»»

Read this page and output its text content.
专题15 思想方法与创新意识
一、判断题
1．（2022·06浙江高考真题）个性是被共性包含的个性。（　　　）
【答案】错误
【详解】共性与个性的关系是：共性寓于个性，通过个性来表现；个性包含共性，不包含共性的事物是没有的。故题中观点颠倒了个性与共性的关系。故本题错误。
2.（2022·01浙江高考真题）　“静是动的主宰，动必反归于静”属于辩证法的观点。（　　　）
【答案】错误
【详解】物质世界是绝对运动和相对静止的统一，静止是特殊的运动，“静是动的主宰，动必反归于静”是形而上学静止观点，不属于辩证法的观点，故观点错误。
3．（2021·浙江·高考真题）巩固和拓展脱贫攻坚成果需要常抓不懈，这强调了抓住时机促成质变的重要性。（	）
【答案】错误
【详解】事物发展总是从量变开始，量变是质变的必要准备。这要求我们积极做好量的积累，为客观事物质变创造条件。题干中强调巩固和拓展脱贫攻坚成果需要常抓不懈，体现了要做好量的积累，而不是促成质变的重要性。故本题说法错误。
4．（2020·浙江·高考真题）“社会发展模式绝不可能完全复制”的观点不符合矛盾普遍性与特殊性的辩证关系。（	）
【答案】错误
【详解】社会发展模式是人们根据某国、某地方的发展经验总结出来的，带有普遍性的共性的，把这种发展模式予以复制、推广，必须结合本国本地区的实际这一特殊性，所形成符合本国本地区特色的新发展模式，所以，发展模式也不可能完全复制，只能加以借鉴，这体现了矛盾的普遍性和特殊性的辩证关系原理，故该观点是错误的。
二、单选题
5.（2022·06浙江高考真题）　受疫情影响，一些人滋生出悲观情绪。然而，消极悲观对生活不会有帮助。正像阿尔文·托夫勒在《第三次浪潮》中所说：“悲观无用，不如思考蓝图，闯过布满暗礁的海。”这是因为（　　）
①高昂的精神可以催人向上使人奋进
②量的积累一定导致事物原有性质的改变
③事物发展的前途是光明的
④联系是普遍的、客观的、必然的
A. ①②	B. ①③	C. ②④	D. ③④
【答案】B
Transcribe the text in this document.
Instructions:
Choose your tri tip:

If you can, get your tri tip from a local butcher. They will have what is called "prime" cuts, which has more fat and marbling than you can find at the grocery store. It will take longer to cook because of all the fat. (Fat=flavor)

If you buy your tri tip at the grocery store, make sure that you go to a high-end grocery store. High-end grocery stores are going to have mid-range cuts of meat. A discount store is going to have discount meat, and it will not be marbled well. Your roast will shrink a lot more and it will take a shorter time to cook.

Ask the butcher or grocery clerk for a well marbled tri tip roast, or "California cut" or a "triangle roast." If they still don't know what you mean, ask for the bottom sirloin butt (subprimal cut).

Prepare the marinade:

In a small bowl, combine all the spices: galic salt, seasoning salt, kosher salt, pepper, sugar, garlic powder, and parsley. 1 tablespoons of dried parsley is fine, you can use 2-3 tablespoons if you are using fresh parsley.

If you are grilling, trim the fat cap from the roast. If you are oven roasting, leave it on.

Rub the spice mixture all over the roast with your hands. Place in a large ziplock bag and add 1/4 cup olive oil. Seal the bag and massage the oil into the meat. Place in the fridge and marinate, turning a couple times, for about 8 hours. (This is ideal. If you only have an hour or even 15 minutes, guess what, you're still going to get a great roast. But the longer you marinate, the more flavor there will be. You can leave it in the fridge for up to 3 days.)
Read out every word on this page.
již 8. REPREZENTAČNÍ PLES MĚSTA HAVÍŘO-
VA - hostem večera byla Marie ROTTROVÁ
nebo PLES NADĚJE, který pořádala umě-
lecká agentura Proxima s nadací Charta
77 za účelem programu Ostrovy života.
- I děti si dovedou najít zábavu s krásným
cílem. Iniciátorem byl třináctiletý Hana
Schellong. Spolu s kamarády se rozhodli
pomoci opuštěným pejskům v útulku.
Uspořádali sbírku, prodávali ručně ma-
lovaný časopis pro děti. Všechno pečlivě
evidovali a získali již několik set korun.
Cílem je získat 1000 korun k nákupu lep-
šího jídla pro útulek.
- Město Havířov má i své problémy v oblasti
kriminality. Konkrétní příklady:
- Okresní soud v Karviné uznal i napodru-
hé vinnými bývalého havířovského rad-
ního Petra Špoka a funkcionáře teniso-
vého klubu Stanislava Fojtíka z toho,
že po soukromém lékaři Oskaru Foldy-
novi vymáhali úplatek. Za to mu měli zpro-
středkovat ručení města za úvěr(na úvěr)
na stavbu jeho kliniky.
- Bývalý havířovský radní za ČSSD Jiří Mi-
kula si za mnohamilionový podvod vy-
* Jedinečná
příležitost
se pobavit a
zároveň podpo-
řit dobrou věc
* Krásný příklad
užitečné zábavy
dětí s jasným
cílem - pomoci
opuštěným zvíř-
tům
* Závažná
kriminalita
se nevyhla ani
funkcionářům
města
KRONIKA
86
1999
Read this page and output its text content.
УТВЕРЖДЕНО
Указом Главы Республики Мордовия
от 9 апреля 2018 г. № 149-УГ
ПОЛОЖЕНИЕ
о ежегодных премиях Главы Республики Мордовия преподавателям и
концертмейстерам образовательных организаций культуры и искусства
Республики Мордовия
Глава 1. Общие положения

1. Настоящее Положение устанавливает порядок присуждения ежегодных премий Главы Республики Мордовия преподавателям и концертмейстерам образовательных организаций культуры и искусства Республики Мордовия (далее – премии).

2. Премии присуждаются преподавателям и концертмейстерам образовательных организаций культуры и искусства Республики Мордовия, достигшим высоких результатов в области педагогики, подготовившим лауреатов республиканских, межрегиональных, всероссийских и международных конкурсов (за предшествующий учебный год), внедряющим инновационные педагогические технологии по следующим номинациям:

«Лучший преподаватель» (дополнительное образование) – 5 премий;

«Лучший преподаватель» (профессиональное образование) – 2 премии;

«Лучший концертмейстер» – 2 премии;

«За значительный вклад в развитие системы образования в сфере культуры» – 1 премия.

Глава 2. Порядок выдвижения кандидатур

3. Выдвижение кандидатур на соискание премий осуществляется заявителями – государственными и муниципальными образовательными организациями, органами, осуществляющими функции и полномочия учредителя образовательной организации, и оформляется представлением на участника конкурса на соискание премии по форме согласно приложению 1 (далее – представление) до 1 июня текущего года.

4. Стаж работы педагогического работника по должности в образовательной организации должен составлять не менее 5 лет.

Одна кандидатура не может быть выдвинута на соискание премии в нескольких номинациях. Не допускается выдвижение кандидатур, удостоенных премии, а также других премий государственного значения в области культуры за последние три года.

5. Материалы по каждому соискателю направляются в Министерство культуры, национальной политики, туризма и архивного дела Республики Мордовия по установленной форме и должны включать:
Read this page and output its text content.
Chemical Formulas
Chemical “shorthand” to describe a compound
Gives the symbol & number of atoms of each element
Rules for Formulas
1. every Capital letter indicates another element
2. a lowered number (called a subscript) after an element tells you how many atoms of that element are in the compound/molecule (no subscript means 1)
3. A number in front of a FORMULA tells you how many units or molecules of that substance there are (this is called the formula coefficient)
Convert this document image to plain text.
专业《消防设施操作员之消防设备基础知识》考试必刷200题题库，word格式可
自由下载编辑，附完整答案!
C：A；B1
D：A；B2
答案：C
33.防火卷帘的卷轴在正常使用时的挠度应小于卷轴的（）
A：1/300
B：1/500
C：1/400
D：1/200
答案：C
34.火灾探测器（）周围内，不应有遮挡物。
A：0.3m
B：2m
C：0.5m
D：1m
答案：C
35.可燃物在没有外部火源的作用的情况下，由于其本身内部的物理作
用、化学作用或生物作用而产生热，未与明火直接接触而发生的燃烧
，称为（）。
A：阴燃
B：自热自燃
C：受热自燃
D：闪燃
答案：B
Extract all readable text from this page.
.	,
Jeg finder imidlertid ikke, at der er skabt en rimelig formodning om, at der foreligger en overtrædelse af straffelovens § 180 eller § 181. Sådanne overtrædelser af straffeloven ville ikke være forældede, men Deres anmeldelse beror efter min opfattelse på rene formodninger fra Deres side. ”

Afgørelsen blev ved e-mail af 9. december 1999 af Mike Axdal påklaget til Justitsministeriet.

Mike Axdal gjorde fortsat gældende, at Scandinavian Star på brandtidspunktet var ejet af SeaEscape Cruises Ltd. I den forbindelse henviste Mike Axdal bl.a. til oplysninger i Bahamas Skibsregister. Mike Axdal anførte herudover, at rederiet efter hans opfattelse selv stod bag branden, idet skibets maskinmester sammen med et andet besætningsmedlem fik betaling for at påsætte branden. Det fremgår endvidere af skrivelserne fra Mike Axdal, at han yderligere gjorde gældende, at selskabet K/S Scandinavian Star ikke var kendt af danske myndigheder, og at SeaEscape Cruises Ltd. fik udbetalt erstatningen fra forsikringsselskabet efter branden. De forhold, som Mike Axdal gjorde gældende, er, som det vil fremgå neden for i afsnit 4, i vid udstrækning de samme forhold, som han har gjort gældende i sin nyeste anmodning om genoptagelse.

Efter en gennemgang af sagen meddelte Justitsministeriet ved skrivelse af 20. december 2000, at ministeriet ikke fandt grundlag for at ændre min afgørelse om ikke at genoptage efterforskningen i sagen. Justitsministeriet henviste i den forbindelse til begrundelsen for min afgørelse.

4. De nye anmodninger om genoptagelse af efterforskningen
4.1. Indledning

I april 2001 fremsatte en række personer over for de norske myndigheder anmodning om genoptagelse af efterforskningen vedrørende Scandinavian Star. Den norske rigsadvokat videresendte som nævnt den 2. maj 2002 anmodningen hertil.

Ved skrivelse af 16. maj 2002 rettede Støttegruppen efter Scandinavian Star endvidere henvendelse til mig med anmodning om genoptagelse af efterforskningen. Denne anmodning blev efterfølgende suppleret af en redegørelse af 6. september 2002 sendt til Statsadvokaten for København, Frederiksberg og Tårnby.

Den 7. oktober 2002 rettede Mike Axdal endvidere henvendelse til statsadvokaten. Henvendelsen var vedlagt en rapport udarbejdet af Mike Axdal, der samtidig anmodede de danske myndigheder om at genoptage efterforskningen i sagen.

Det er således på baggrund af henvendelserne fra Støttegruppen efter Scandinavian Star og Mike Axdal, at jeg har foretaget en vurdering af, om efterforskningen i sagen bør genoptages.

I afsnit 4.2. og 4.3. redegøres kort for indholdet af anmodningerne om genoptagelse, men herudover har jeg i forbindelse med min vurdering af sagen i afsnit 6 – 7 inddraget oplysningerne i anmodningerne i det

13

««

Look through the material and copy each line that has "longer".

If you can, get your tri tip from a local butcher. They will have what is called "prime" cuts, which has more fat and marbling than you can find at the grocery store. It will take longer to cook because of all the fat. (Fat=flavor)
Rub the spice mixture all over the roast with your hands. Place in a large ziplock bag and add 1/4 cup olive oil. Seal the bag and massage the oil into the meat. Place in the fridge and marinate, turning a couple times, for about 8 hours. (This is ideal. If you only have an hour or even 15 minutes, guess what, you're still going to get a great roast. But the longer you marinate, the more flavor there will be. You can leave it in the fridge for up to 3 days.)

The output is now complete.